_Problem to solve_
Extract and list every line that contains the word "orient".

==== Provided entries

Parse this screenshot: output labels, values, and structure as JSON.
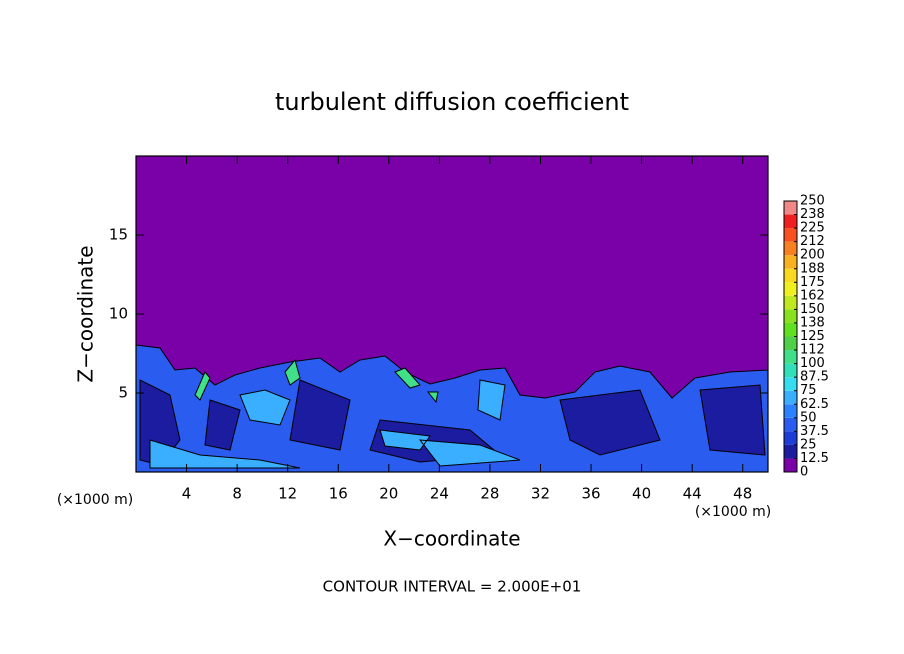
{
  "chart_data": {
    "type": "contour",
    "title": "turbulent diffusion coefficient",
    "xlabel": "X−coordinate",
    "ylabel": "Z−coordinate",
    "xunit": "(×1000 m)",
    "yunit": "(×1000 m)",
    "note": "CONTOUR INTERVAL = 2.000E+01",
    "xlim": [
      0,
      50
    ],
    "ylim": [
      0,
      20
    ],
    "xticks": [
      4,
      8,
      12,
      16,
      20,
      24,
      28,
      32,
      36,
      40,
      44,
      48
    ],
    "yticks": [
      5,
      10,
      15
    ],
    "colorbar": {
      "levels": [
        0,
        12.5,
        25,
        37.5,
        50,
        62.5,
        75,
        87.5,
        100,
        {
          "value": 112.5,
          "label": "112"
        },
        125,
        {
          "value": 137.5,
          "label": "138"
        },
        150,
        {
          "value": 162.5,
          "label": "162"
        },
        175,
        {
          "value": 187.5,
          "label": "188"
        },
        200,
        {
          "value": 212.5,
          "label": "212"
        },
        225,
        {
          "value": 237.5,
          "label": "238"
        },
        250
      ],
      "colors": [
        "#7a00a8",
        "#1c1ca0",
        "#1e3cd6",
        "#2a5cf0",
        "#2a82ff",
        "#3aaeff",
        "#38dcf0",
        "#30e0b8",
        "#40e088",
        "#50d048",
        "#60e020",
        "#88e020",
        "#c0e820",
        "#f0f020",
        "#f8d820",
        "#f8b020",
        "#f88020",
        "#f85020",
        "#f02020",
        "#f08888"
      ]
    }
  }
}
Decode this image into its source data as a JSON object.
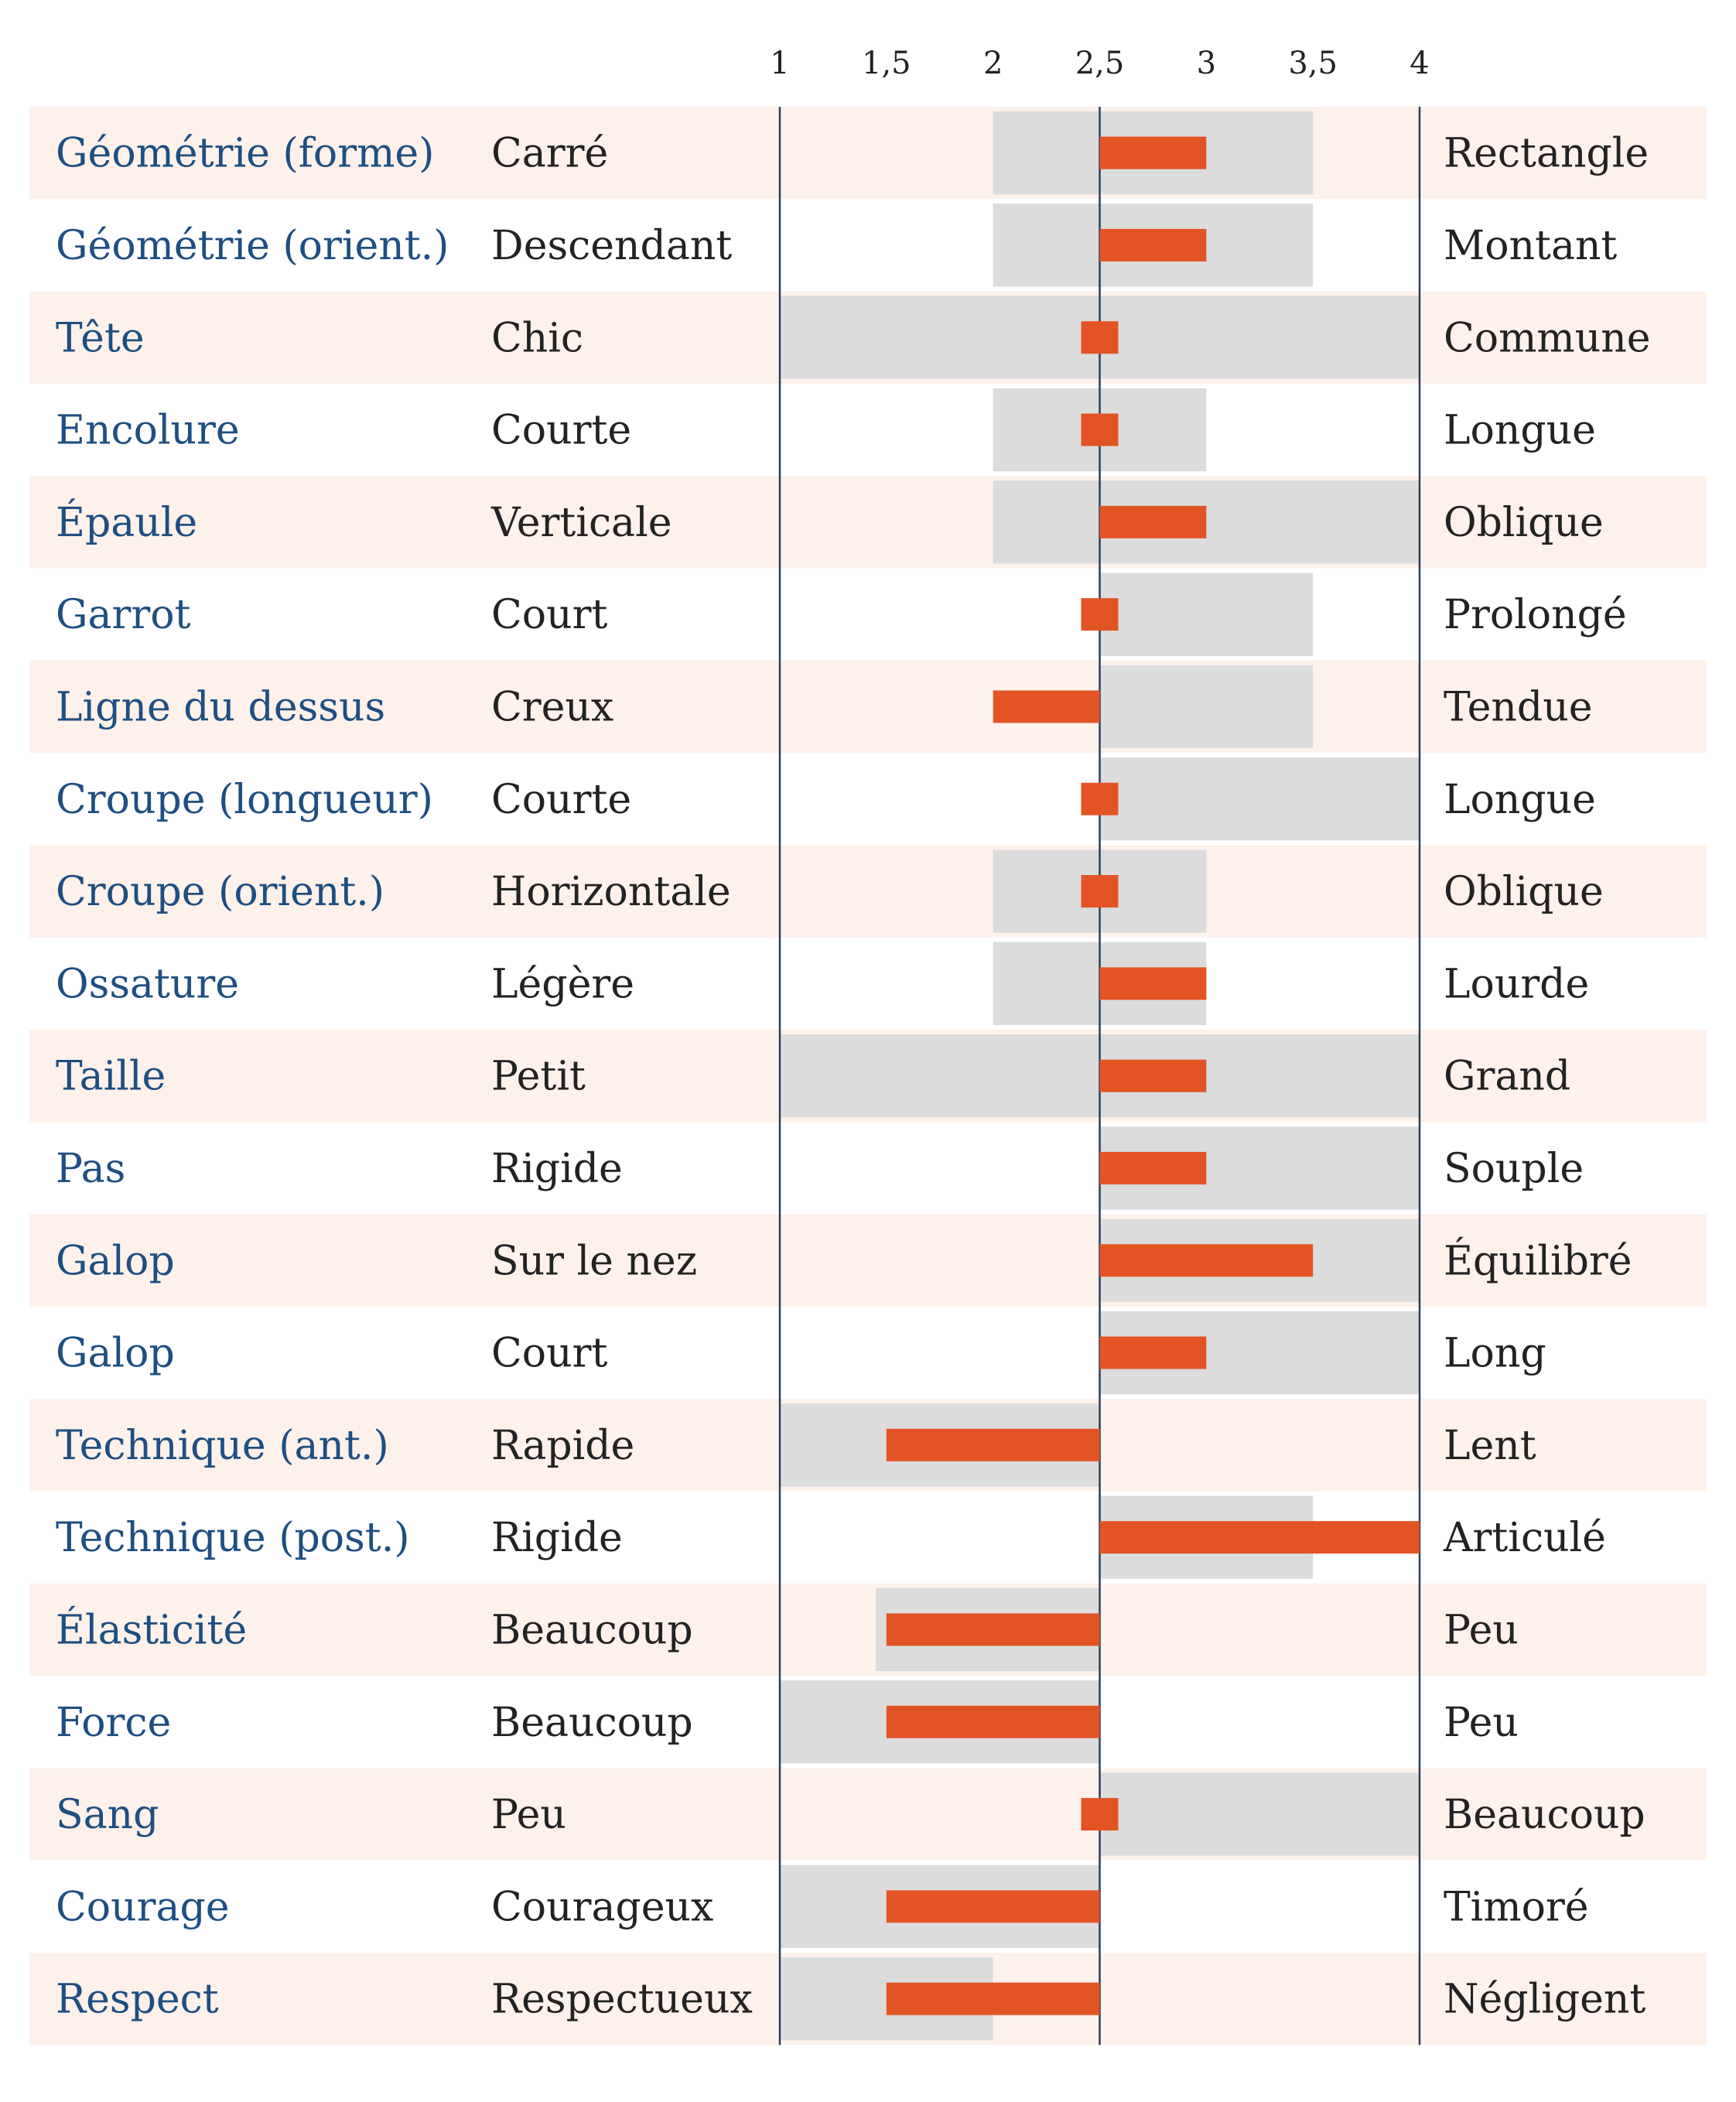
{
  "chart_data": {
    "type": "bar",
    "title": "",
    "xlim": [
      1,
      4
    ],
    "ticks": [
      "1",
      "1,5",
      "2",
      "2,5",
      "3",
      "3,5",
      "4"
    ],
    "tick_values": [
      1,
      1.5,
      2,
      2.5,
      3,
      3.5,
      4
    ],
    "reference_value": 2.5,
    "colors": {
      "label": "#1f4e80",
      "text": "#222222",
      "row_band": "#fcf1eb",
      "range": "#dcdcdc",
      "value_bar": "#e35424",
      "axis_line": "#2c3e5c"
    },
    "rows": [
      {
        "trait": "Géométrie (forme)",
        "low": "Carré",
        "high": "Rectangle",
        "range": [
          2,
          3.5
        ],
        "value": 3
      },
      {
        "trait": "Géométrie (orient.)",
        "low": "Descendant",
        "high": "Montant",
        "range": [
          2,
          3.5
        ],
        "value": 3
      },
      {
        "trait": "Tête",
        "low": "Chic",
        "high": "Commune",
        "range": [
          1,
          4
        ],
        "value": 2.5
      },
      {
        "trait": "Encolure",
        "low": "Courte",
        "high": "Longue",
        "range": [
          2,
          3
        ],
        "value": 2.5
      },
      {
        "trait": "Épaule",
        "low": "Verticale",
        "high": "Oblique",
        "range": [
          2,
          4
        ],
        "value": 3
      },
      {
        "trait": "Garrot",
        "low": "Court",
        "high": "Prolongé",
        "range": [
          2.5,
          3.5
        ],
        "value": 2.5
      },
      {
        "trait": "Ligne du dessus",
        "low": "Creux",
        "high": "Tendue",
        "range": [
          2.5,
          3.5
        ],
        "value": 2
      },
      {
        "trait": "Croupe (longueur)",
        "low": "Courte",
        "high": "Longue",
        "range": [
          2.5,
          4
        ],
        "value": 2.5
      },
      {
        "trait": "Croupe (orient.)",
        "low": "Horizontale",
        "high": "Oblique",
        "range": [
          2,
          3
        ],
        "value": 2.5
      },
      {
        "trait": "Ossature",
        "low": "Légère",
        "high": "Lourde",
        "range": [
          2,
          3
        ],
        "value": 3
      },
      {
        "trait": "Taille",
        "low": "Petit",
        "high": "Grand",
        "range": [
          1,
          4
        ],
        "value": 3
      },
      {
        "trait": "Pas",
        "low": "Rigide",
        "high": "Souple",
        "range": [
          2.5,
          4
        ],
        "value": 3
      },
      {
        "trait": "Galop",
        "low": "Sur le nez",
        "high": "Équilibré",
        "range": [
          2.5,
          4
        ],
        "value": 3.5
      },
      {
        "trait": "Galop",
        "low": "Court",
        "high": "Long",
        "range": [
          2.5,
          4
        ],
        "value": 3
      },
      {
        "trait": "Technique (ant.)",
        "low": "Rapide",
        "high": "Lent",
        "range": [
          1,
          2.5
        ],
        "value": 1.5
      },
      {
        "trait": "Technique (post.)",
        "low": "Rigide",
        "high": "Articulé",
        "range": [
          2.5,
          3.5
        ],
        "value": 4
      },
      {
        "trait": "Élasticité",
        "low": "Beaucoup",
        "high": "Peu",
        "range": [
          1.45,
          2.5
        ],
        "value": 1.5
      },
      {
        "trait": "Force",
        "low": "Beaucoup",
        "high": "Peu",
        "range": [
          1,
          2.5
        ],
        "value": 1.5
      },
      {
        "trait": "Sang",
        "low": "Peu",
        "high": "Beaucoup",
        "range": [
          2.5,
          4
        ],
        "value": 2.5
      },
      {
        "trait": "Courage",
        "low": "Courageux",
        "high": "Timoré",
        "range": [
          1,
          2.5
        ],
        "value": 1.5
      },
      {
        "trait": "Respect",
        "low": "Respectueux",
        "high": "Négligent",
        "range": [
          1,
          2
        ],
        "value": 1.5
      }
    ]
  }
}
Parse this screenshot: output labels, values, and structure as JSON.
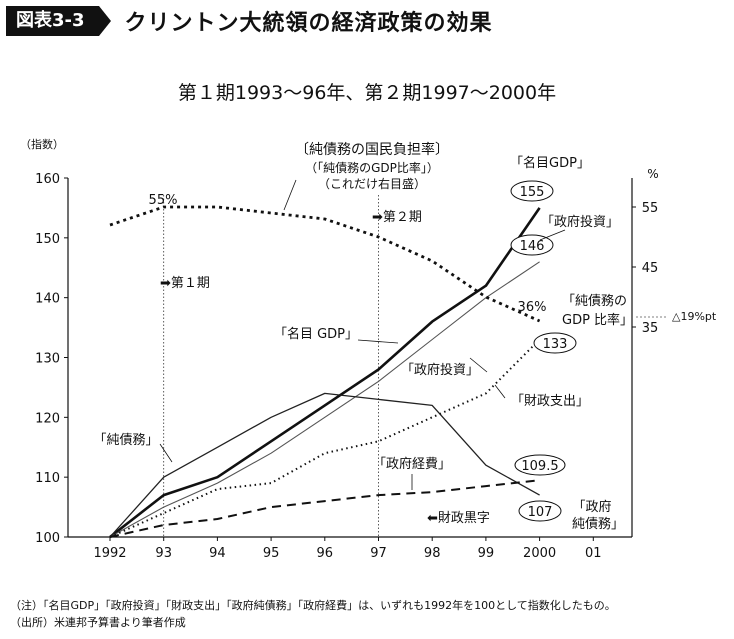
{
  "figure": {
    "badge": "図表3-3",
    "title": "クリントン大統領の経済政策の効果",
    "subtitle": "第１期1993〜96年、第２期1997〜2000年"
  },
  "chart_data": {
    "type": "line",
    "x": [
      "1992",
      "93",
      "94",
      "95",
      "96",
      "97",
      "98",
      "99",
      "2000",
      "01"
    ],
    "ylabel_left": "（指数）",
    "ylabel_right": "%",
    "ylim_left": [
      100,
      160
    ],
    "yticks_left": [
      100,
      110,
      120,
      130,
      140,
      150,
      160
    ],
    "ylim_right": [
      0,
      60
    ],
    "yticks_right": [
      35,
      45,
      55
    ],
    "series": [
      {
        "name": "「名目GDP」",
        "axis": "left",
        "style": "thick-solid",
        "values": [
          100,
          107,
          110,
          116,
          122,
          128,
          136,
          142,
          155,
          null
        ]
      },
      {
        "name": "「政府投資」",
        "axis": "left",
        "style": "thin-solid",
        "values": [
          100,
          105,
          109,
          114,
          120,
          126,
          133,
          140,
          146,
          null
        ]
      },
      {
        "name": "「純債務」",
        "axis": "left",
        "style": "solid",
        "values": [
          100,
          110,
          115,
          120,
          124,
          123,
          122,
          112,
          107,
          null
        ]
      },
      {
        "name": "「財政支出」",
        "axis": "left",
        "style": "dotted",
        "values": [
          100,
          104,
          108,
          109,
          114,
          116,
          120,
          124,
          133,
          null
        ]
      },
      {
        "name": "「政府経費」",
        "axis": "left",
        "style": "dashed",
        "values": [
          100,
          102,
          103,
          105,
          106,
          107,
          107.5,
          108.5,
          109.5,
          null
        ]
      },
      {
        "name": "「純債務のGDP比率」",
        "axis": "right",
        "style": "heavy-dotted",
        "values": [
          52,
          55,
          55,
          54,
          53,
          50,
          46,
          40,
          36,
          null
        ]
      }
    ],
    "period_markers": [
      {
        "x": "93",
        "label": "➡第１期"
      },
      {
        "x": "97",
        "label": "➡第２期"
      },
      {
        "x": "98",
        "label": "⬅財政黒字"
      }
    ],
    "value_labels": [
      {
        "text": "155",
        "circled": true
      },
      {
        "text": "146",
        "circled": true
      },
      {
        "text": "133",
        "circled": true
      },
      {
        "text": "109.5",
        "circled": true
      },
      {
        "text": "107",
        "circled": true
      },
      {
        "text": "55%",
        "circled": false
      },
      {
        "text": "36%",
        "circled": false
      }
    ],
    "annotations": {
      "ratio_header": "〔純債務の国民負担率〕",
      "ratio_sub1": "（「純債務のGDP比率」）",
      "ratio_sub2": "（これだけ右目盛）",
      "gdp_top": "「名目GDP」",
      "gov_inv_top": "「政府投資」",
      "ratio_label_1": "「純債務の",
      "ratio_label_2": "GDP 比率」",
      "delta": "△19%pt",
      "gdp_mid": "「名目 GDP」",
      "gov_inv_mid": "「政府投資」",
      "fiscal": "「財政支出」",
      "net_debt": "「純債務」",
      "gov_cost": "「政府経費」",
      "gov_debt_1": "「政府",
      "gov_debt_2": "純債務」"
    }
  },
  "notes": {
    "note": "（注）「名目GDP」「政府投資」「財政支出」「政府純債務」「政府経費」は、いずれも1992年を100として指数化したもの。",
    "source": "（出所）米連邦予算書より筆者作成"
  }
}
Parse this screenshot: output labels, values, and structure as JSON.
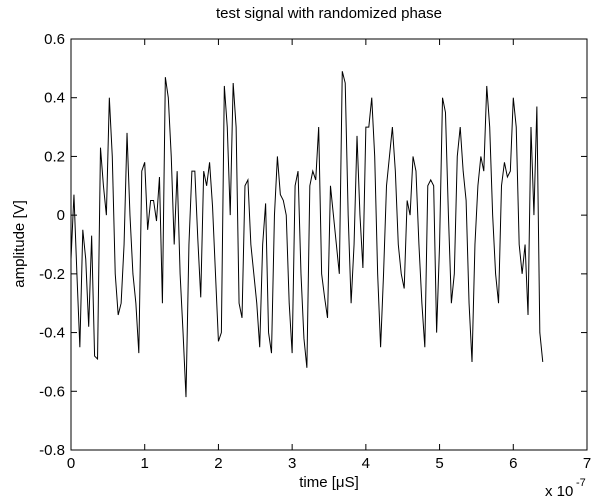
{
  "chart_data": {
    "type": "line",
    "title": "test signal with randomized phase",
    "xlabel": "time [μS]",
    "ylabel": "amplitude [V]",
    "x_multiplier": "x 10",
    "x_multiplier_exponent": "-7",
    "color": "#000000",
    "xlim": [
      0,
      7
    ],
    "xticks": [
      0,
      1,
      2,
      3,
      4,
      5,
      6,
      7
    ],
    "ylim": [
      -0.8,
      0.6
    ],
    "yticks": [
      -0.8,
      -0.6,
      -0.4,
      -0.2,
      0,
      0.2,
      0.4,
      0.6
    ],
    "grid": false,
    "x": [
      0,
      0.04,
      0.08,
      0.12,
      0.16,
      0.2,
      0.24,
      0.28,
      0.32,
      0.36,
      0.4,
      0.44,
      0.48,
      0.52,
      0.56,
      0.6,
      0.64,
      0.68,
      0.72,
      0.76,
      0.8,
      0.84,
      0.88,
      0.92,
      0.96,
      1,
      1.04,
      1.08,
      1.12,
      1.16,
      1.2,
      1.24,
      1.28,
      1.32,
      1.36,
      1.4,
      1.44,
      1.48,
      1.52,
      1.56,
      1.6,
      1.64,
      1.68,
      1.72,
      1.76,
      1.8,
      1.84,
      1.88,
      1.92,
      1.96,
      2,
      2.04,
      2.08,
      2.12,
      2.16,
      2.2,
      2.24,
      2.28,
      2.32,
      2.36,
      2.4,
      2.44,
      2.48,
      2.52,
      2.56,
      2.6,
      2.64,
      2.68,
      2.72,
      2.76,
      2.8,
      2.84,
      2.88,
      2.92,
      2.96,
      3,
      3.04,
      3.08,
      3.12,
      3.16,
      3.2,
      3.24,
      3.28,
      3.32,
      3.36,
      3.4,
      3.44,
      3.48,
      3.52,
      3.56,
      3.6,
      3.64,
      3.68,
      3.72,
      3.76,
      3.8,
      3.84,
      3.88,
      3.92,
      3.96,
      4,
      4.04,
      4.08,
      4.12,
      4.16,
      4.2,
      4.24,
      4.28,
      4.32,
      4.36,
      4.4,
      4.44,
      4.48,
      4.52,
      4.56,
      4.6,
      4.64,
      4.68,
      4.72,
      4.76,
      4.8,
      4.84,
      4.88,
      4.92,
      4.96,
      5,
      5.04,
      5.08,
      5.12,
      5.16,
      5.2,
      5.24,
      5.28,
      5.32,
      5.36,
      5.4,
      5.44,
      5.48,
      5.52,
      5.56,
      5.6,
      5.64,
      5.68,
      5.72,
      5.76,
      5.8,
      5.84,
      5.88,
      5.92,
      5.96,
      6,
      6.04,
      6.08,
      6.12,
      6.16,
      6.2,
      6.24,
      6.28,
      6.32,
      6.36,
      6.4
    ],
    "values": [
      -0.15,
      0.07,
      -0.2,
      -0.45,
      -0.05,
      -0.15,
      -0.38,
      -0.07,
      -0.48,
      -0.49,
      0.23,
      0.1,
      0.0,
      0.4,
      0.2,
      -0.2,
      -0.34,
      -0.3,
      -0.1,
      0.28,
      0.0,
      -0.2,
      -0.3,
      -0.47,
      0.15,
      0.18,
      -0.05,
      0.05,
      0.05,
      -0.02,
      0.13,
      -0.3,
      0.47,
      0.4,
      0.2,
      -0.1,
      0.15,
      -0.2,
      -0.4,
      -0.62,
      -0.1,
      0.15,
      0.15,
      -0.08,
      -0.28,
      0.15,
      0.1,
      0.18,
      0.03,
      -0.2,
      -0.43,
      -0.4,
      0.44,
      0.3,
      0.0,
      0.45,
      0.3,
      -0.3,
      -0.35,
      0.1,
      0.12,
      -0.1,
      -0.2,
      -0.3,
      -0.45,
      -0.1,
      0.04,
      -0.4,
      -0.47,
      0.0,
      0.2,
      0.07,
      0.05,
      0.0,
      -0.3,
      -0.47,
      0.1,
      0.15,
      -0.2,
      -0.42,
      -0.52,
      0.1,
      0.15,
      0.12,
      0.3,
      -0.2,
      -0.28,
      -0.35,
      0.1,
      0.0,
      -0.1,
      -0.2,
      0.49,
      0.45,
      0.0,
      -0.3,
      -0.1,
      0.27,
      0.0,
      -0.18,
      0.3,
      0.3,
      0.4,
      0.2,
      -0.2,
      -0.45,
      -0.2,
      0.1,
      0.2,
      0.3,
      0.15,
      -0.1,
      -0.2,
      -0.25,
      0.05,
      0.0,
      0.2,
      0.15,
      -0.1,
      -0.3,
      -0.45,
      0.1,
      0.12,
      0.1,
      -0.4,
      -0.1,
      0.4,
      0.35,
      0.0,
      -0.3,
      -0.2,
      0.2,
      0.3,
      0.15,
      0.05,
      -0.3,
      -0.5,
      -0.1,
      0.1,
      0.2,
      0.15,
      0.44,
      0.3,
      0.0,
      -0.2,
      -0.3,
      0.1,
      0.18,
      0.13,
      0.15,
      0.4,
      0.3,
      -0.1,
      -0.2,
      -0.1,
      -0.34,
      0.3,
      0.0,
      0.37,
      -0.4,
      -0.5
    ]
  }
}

========

_Finished task_
        "trait": "Géométrie (orient.)",
        "trait": "Croupe (orient.)",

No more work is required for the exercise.